• [Exercise brief]: Locate the string "text" throughout the material and copy every line in which it occurs.

***** Provided material

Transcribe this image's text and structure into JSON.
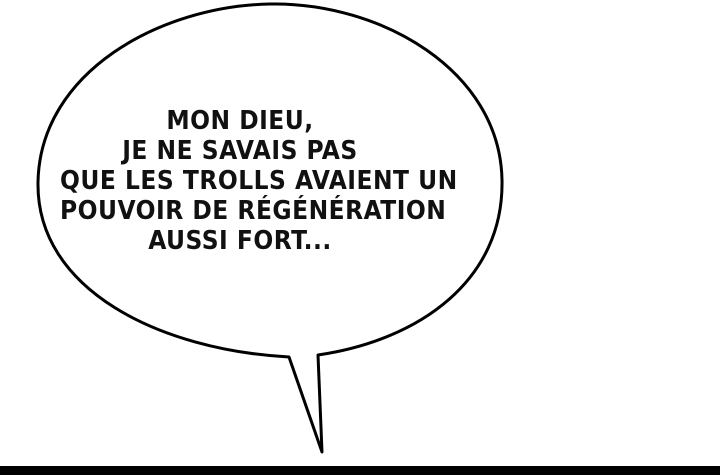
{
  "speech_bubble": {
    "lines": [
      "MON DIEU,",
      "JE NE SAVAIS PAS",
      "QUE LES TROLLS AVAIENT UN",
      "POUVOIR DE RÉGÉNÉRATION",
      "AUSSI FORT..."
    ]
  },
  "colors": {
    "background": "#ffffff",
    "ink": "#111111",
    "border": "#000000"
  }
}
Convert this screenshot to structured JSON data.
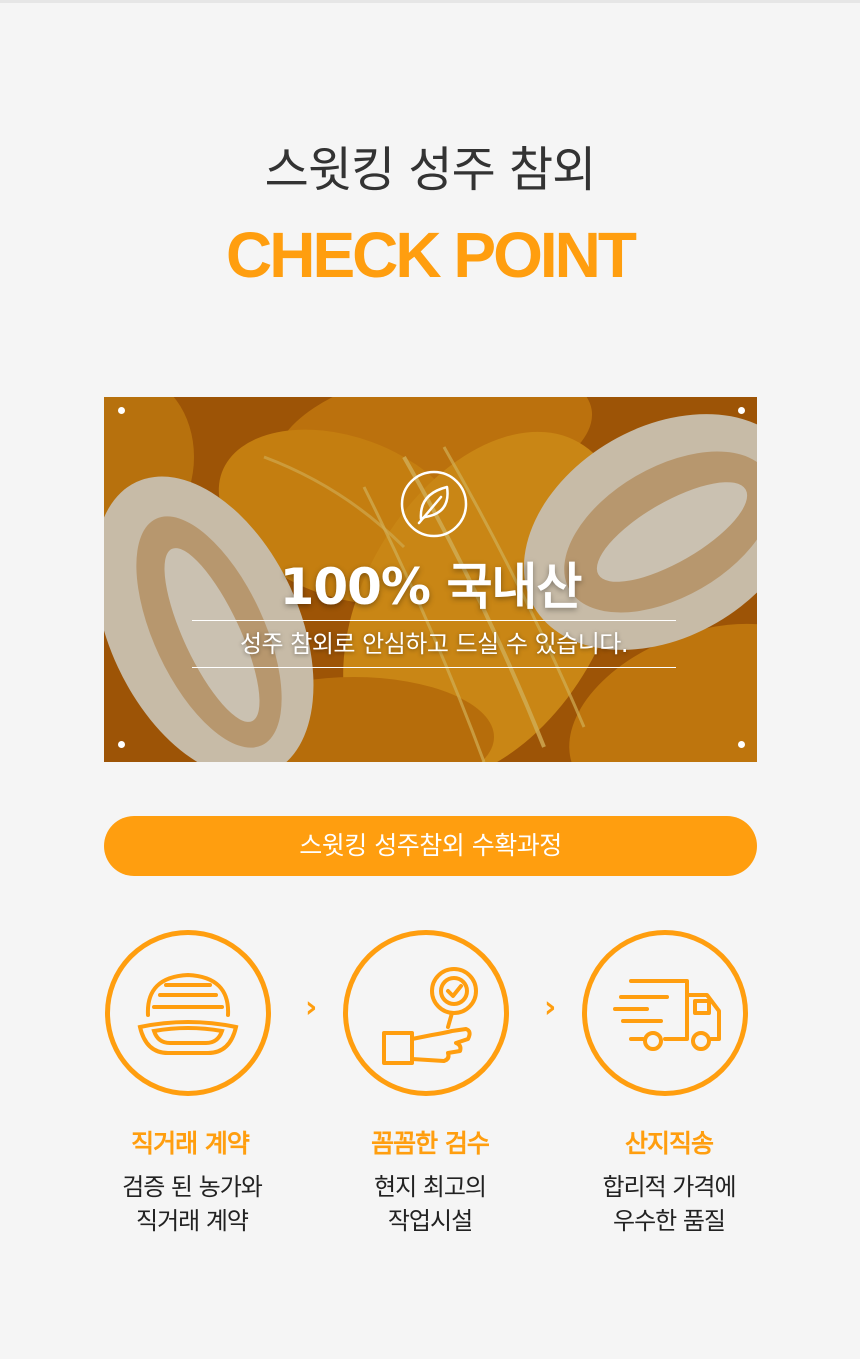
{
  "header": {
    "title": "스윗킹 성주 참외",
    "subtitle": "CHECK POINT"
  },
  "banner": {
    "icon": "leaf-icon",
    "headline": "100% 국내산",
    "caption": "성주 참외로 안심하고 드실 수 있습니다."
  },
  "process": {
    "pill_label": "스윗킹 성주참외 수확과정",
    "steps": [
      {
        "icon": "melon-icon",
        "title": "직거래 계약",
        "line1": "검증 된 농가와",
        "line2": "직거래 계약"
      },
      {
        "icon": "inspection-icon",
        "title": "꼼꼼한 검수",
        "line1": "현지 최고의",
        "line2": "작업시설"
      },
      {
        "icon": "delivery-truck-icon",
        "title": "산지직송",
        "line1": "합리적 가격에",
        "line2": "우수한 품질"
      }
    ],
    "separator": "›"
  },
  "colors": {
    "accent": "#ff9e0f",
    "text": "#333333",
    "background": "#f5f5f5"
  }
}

**********
***** Provided material

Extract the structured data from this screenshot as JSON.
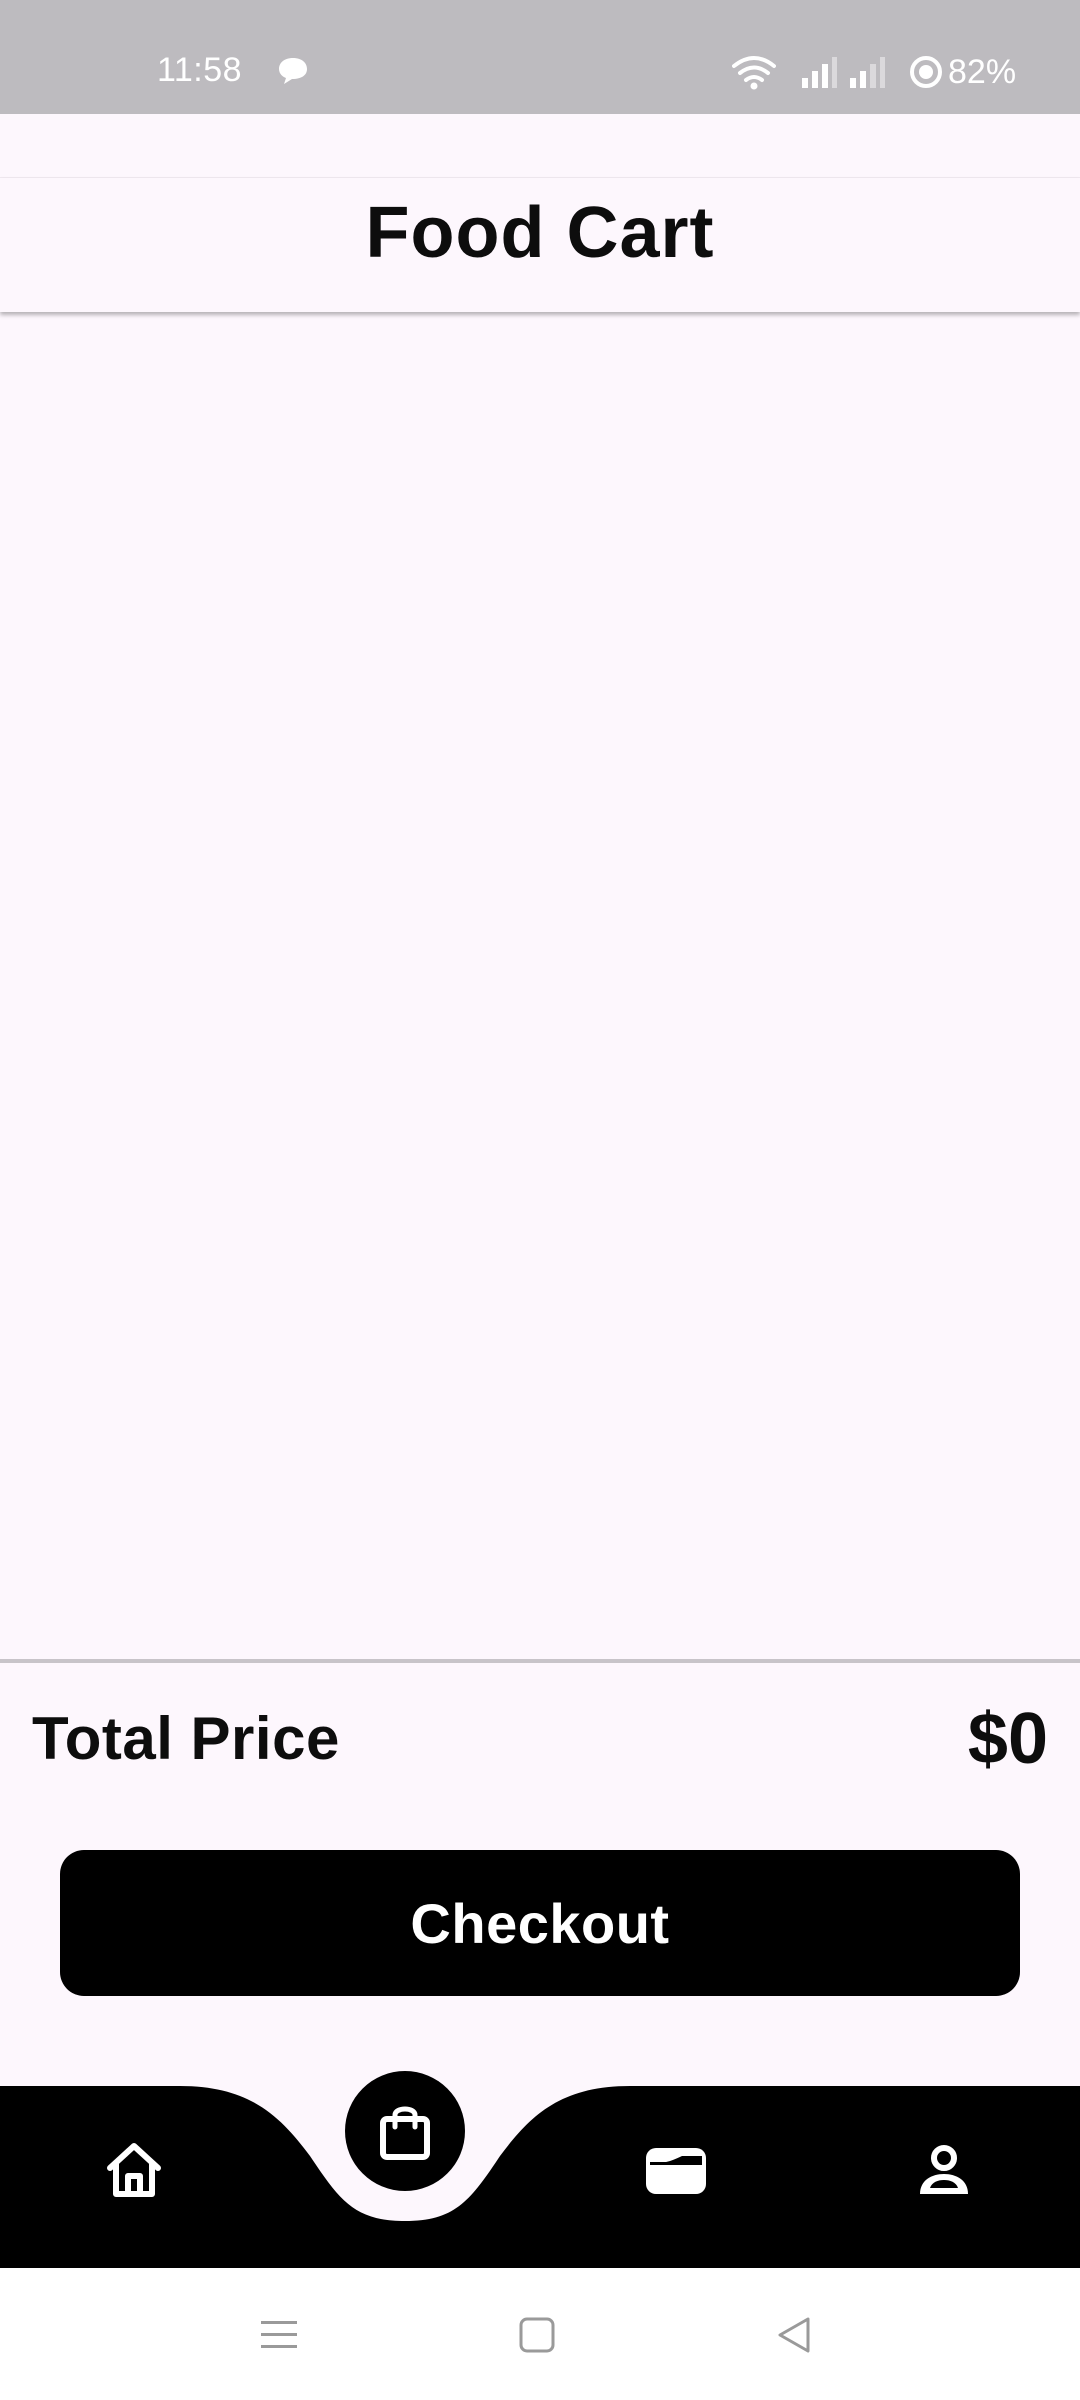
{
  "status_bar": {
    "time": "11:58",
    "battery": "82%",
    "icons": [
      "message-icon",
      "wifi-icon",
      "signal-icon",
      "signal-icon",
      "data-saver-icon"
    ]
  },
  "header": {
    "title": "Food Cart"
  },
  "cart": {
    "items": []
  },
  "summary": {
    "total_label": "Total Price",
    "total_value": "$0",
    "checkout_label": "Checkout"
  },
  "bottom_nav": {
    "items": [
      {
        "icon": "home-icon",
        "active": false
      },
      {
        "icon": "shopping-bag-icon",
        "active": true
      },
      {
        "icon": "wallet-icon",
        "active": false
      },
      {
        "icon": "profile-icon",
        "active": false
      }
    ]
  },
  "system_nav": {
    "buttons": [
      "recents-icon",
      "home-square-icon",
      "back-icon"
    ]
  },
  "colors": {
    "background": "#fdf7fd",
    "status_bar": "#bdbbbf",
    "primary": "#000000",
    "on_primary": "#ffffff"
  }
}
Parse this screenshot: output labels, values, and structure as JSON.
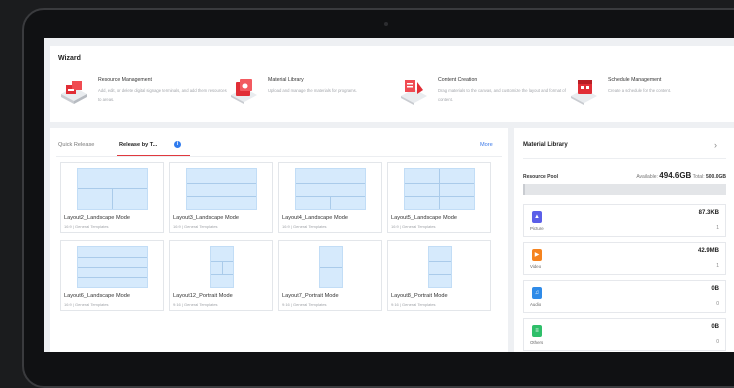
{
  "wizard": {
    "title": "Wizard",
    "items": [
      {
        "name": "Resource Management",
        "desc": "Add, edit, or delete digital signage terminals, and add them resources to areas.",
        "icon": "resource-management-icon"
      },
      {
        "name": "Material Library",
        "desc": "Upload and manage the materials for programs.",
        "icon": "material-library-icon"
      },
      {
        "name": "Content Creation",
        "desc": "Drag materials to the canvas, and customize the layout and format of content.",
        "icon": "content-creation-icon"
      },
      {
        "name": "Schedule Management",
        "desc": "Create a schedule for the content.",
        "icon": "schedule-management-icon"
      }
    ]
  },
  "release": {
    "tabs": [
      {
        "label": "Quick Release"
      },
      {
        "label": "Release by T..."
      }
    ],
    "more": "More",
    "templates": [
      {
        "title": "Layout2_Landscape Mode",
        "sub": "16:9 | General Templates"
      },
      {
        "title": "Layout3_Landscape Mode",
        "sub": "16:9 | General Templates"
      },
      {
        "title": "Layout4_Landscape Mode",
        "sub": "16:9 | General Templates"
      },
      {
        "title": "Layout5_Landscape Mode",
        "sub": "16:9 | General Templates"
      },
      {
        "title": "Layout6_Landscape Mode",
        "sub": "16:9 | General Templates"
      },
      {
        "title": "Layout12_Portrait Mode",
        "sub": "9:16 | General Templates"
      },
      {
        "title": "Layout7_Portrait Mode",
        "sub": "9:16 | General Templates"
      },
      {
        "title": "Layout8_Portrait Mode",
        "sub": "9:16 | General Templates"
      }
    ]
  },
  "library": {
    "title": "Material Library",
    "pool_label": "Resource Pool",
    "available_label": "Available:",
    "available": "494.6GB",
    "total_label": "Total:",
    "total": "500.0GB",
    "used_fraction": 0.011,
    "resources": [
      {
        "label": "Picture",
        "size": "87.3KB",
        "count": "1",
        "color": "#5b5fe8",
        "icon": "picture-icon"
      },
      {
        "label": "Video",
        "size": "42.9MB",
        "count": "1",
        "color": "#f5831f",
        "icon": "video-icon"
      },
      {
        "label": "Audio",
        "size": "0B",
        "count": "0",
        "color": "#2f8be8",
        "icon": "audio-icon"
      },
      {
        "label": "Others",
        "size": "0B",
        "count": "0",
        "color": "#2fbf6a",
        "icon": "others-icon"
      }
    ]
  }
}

**********

• [Expected answer]:
Transcribe this image's text and structure into JSON.
    "text": "#333333",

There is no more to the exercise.